* _Supplied records_:
-=-=-=-=-

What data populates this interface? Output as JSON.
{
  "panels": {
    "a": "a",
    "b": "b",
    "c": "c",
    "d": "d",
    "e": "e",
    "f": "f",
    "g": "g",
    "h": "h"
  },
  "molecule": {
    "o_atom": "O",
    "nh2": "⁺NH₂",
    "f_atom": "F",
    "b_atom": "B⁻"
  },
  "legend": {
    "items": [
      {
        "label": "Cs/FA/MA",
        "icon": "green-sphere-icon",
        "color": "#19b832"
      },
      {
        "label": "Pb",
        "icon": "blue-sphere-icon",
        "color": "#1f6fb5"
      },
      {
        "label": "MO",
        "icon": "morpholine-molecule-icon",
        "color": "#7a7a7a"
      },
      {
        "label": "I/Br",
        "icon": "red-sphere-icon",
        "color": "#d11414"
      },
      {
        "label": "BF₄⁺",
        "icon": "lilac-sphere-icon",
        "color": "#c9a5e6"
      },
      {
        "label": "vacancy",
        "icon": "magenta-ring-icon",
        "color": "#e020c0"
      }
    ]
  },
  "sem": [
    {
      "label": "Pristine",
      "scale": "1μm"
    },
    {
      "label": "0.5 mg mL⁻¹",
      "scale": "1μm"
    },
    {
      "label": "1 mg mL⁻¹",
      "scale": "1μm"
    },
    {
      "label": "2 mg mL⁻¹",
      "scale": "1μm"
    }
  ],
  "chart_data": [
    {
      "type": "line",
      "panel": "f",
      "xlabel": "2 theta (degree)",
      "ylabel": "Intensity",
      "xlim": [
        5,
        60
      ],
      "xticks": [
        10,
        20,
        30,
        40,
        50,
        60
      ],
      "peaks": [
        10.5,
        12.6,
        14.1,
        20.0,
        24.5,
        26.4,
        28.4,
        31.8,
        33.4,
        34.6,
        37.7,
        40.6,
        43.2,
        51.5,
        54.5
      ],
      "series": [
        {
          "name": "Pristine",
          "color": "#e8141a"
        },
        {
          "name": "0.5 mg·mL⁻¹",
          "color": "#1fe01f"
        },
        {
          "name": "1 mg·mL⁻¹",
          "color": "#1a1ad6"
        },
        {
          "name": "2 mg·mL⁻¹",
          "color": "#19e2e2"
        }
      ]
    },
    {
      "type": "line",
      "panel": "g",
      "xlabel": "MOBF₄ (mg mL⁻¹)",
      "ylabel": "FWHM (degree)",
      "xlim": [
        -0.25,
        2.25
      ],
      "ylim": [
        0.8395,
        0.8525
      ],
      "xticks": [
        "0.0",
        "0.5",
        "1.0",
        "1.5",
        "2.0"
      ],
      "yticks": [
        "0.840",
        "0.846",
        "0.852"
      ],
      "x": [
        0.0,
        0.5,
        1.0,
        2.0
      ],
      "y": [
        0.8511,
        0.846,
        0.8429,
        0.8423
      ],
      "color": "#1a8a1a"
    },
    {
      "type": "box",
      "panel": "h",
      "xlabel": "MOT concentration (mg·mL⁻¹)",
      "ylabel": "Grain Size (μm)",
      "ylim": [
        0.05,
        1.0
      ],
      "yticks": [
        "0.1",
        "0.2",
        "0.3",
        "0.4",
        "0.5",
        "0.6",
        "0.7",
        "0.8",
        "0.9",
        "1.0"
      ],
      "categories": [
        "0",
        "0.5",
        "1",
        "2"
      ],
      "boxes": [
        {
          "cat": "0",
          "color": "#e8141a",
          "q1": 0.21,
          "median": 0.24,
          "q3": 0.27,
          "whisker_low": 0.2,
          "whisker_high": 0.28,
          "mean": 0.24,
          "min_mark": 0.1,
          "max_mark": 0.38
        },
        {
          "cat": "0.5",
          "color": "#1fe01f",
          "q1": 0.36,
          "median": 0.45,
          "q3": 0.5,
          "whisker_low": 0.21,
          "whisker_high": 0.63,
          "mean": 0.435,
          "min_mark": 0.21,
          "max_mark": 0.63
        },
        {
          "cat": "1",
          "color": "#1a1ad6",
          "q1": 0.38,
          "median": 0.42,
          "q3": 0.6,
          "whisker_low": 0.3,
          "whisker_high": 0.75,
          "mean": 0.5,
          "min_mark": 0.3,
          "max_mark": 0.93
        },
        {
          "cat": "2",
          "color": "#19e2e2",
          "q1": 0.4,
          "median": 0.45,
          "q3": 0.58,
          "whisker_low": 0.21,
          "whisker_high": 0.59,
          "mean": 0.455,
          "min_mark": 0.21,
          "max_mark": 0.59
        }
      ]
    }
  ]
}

-=-=-=-=-

* _Exercise_: Print again each line of the listing above, exactly as it appears.

* _Exercise response_:
What data populates this interface? Output as JSON.
{
  "panels": {
    "a": "a",
    "b": "b",
    "c": "c",
    "d": "d",
    "e": "e",
    "f": "f",
    "g": "g",
    "h": "h"
  },
  "molecule": {
    "o_atom": "O",
    "nh2": "⁺NH₂",
    "f_atom": "F",
    "b_atom": "B⁻"
  },
  "legend": {
    "items": [
      {
        "label": "Cs/FA/MA",
        "icon": "green-sphere-icon",
        "color": "#19b832"
      },
      {
        "label": "Pb",
        "icon": "blue-sphere-icon",
        "color": "#1f6fb5"
      },
      {
        "label": "MO",
        "icon": "morpholine-molecule-icon",
        "color": "#7a7a7a"
      },
      {
        "label": "I/Br",
        "icon": "red-sphere-icon",
        "color": "#d11414"
      },
      {
        "label": "BF₄⁺",
        "icon": "lilac-sphere-icon",
        "color": "#c9a5e6"
      },
      {
        "label": "vacancy",
        "icon": "magenta-ring-icon",
        "color": "#e020c0"
      }
    ]
  },
  "sem": [
    {
      "label": "Pristine",
      "scale": "1μm"
    },
    {
      "label": "0.5 mg mL⁻¹",
      "scale": "1μm"
    },
    {
      "label": "1 mg mL⁻¹",
      "scale": "1μm"
    },
    {
      "label": "2 mg mL⁻¹",
      "scale": "1μm"
    }
  ],
  "chart_data": [
    {
      "type": "line",
      "panel": "f",
      "xlabel": "2 theta (degree)",
      "ylabel": "Intensity",
      "xlim": [
        5,
        60
      ],
      "xticks": [
        10,
        20,
        30,
        40,
        50,
        60
      ],
      "peaks": [
        10.5,
        12.6,
        14.1,
        20.0,
        24.5,
        26.4,
        28.4,
        31.8,
        33.4,
        34.6,
        37.7,
        40.6,
        43.2,
        51.5,
        54.5
      ],
      "series": [
        {
          "name": "Pristine",
          "color": "#e8141a"
        },
        {
          "name": "0.5 mg·mL⁻¹",
          "color": "#1fe01f"
        },
        {
          "name": "1 mg·mL⁻¹",
          "color": "#1a1ad6"
        },
        {
          "name": "2 mg·mL⁻¹",
          "color": "#19e2e2"
        }
      ]
    },
    {
      "type": "line",
      "panel": "g",
      "xlabel": "MOBF₄ (mg mL⁻¹)",
      "ylabel": "FWHM (degree)",
      "xlim": [
        -0.25,
        2.25
      ],
      "ylim": [
        0.8395,
        0.8525
      ],
      "xticks": [
        "0.0",
        "0.5",
        "1.0",
        "1.5",
        "2.0"
      ],
      "yticks": [
        "0.840",
        "0.846",
        "0.852"
      ],
      "x": [
        0.0,
        0.5,
        1.0,
        2.0
      ],
      "y": [
        0.8511,
        0.846,
        0.8429,
        0.8423
      ],
      "color": "#1a8a1a"
    },
    {
      "type": "box",
      "panel": "h",
      "xlabel": "MOT concentration (mg·mL⁻¹)",
      "ylabel": "Grain Size (μm)",
      "ylim": [
        0.05,
        1.0
      ],
      "yticks": [
        "0.1",
        "0.2",
        "0.3",
        "0.4",
        "0.5",
        "0.6",
        "0.7",
        "0.8",
        "0.9",
        "1.0"
      ],
      "categories": [
        "0",
        "0.5",
        "1",
        "2"
      ],
      "boxes": [
        {
          "cat": "0",
          "color": "#e8141a",
          "q1": 0.21,
          "median": 0.24,
          "q3": 0.27,
          "whisker_low": 0.2,
          "whisker_high": 0.28,
          "mean": 0.24,
          "min_mark": 0.1,
          "max_mark": 0.38
        },
        {
          "cat": "0.5",
          "color": "#1fe01f",
          "q1": 0.36,
          "median": 0.45,
          "q3": 0.5,
          "whisker_low": 0.21,
          "whisker_high": 0.63,
          "mean": 0.435,
          "min_mark": 0.21,
          "max_mark": 0.63
        },
        {
          "cat": "1",
          "color": "#1a1ad6",
          "q1": 0.38,
          "median": 0.42,
          "q3": 0.6,
          "whisker_low": 0.3,
          "whisker_high": 0.75,
          "mean": 0.5,
          "min_mark": 0.3,
          "max_mark": 0.93
        },
        {
          "cat": "2",
          "color": "#19e2e2",
          "q1": 0.4,
          "median": 0.45,
          "q3": 0.58,
          "whisker_low": 0.21,
          "whisker_high": 0.59,
          "mean": 0.455,
          "min_mark": 0.21,
          "max_mark": 0.59
        }
      ]
    }
  ]
}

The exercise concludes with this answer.